● To be done
Wherever the string "réception" appears in the listing, copy that line.
## begin Data rows
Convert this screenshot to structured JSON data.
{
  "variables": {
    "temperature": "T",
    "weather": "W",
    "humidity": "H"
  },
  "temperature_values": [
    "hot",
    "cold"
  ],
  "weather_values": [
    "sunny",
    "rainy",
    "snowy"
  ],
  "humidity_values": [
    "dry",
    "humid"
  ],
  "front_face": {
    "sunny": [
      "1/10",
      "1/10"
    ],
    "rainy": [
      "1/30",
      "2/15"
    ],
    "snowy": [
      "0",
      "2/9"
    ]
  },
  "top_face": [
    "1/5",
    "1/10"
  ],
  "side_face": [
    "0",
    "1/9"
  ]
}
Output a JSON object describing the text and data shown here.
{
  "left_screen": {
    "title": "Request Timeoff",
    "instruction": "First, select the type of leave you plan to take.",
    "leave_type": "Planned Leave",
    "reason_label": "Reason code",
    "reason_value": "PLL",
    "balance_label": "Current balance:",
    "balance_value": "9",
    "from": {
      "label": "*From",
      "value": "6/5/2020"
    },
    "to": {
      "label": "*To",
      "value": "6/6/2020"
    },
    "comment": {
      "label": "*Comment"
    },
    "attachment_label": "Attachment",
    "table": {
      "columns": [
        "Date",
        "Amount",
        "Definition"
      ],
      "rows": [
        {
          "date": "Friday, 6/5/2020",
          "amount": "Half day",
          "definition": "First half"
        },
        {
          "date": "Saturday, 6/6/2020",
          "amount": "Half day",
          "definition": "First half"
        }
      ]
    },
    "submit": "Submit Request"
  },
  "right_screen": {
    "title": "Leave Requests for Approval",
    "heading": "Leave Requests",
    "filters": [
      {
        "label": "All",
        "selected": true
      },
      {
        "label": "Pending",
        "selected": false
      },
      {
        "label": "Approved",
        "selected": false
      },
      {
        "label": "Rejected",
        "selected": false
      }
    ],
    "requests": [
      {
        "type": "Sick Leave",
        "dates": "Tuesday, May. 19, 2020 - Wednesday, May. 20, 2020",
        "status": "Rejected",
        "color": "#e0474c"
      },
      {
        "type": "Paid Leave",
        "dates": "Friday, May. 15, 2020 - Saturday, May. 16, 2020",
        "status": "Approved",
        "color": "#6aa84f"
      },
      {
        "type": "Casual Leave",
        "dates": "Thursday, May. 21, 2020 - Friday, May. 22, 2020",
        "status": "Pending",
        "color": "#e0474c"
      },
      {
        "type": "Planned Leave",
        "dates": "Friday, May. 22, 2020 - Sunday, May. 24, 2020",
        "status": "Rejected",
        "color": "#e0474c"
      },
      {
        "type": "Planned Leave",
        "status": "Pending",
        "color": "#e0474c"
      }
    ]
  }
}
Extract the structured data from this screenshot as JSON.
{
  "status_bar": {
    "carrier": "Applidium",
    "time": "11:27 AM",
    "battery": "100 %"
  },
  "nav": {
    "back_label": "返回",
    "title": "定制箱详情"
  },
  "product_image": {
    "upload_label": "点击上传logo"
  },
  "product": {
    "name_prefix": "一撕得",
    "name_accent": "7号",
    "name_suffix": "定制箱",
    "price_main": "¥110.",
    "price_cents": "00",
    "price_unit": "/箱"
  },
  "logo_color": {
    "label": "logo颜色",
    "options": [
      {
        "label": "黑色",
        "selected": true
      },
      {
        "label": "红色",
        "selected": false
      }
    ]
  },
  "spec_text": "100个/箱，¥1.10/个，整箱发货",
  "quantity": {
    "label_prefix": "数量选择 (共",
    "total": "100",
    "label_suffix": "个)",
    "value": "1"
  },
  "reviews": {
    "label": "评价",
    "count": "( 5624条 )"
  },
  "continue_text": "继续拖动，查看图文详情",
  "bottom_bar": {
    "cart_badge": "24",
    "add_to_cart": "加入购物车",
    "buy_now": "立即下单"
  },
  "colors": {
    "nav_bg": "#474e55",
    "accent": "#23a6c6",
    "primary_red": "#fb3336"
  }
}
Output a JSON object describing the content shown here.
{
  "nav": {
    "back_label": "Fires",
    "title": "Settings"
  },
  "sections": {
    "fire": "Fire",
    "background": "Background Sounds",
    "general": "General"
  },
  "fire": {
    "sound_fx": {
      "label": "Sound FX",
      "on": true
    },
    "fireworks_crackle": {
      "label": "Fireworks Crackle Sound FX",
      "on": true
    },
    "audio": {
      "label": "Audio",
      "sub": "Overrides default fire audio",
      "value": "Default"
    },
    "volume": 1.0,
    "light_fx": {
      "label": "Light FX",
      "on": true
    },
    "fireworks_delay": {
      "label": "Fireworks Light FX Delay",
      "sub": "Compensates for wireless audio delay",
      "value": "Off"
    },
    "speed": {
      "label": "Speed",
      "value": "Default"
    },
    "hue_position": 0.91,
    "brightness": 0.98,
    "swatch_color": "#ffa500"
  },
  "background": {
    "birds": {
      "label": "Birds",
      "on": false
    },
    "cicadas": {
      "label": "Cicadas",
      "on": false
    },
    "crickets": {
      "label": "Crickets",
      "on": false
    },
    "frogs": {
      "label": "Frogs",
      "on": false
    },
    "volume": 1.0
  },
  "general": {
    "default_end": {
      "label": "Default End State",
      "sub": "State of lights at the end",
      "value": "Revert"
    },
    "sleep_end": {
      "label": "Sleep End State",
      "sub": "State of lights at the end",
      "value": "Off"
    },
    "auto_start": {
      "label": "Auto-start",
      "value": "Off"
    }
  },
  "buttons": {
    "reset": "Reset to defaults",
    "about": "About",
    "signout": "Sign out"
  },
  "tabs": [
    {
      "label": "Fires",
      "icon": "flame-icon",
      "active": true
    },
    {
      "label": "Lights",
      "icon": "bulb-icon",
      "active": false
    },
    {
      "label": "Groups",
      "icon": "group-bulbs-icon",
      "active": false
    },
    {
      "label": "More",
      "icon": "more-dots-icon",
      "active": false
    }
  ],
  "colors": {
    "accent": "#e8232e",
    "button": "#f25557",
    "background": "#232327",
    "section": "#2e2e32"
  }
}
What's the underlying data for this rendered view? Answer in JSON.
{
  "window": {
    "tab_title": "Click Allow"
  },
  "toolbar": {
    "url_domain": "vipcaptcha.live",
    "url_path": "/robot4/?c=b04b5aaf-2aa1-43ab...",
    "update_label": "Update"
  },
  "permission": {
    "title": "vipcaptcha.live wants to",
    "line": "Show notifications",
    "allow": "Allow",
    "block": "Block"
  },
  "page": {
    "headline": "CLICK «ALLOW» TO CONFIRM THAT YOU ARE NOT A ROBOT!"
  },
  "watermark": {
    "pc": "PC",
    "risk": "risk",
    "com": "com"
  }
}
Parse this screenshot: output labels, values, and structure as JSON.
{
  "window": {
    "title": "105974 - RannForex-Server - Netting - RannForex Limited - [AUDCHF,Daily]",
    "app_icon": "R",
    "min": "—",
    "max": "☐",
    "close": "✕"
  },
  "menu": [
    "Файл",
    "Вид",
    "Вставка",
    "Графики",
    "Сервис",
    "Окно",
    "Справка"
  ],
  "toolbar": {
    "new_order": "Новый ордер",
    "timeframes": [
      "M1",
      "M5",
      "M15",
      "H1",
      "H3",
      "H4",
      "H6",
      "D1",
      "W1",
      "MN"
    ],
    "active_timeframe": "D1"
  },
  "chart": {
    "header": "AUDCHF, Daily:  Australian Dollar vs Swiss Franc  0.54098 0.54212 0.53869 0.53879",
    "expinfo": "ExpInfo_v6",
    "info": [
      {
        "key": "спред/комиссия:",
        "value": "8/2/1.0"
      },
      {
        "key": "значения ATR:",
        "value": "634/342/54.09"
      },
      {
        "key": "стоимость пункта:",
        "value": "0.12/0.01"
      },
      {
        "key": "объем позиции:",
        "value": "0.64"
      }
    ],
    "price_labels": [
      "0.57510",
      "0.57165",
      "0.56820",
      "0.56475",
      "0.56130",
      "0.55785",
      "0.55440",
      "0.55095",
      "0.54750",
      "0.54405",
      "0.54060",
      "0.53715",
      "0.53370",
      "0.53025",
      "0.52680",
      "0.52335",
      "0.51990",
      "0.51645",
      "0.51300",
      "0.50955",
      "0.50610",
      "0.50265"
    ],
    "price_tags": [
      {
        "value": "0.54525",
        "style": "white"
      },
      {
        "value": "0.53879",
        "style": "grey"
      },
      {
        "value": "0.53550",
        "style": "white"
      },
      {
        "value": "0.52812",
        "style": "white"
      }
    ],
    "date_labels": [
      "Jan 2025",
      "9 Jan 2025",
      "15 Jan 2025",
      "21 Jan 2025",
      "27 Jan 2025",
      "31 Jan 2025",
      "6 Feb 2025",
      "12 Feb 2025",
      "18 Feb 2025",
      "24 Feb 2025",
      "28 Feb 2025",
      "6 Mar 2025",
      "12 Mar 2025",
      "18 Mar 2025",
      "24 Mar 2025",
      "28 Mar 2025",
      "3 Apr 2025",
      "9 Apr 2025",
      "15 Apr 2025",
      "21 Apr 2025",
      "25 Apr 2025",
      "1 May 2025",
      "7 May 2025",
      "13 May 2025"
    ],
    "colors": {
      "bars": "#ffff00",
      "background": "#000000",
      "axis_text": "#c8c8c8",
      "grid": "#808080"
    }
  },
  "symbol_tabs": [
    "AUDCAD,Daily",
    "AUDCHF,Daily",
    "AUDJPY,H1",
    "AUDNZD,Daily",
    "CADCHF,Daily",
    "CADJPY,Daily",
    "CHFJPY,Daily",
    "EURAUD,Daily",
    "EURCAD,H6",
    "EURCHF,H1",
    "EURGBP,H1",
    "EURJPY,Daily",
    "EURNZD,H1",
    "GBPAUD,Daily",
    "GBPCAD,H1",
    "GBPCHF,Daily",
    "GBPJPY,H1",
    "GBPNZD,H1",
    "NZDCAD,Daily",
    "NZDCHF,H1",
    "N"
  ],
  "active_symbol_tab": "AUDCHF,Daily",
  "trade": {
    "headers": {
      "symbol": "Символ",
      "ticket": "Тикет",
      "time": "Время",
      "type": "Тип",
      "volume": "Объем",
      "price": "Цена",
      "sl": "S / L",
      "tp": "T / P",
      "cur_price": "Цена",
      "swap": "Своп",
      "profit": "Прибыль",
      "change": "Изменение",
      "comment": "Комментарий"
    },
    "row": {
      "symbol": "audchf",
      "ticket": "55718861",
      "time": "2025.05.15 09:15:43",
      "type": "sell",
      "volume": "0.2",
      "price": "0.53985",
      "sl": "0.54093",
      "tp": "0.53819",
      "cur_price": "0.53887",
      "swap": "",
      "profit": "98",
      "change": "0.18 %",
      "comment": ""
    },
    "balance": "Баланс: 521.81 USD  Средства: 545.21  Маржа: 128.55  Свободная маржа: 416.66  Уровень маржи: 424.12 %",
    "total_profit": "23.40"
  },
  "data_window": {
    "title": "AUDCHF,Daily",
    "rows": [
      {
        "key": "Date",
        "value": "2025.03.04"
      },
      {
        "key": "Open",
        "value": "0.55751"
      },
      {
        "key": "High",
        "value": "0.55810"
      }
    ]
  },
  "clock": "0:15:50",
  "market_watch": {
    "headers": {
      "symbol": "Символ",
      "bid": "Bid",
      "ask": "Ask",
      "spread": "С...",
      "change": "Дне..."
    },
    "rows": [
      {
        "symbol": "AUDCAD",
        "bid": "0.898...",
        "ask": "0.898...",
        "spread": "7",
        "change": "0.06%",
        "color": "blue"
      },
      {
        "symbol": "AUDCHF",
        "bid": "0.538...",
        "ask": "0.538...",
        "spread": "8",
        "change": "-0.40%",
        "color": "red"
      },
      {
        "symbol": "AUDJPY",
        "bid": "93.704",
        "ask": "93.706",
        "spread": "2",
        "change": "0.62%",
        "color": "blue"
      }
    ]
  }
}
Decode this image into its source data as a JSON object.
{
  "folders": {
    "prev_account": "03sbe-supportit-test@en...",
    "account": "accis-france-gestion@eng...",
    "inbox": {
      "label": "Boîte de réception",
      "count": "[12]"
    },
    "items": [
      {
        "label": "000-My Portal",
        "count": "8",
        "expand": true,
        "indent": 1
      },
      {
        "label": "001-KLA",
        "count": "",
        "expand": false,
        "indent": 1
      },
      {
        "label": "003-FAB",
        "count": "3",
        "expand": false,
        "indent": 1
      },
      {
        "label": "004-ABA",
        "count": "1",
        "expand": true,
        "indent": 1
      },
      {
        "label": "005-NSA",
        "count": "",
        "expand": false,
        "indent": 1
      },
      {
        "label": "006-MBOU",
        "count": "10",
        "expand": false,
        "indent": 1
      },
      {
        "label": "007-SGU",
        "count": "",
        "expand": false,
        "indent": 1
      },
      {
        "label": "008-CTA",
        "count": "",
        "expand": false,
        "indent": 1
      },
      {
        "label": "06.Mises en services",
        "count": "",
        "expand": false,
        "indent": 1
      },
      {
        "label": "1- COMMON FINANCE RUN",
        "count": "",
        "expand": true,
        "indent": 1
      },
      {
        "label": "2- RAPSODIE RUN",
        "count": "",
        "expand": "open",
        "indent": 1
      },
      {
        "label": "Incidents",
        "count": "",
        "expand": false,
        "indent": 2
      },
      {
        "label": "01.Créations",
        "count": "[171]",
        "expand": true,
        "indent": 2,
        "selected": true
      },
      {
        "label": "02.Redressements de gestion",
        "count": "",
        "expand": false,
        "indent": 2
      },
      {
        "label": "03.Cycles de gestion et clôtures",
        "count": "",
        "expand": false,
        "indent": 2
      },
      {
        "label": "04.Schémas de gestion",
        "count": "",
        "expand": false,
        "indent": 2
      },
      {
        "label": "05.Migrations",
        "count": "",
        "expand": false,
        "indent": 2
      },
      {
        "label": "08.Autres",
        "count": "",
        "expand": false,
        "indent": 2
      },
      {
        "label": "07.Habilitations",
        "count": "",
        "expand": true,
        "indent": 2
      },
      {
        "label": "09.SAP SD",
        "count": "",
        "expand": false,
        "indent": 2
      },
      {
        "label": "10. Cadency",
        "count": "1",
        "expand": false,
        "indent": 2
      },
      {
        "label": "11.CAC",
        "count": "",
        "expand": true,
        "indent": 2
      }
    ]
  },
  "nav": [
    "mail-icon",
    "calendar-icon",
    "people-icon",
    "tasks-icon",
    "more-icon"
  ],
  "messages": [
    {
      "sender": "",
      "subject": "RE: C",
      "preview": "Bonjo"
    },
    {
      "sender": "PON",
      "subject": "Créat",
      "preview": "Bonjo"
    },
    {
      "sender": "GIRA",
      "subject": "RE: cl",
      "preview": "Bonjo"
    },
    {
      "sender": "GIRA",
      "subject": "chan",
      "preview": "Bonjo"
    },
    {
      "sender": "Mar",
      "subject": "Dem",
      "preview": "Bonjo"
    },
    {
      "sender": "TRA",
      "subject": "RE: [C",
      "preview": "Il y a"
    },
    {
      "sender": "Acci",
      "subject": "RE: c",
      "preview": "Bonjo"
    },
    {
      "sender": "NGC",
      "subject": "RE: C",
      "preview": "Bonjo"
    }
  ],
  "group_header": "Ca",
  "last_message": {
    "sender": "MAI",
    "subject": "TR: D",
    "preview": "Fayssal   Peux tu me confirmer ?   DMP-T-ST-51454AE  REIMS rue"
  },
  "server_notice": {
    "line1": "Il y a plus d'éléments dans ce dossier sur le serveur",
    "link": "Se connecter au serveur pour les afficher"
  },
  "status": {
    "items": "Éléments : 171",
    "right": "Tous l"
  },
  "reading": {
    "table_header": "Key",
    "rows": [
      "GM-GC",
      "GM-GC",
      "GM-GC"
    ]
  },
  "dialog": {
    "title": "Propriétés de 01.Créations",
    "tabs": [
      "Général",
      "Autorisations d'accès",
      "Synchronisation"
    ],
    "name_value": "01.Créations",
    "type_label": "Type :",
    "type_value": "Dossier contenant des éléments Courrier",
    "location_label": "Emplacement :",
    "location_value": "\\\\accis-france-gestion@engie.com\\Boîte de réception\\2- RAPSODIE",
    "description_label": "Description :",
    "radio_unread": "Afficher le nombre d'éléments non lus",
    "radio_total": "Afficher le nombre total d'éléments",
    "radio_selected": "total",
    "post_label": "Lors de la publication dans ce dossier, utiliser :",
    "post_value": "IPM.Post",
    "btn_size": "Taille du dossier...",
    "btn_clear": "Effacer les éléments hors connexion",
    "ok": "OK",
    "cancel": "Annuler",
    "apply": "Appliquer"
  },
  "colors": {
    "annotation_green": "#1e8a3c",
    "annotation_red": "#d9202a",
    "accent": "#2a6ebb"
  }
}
## end Data rows
● Full solution
      "label": "Boîte de réception",
    "location_value": "\\\\accis-france-gestion@engie.com\\Boîte de réception\\2- RAPSODIE",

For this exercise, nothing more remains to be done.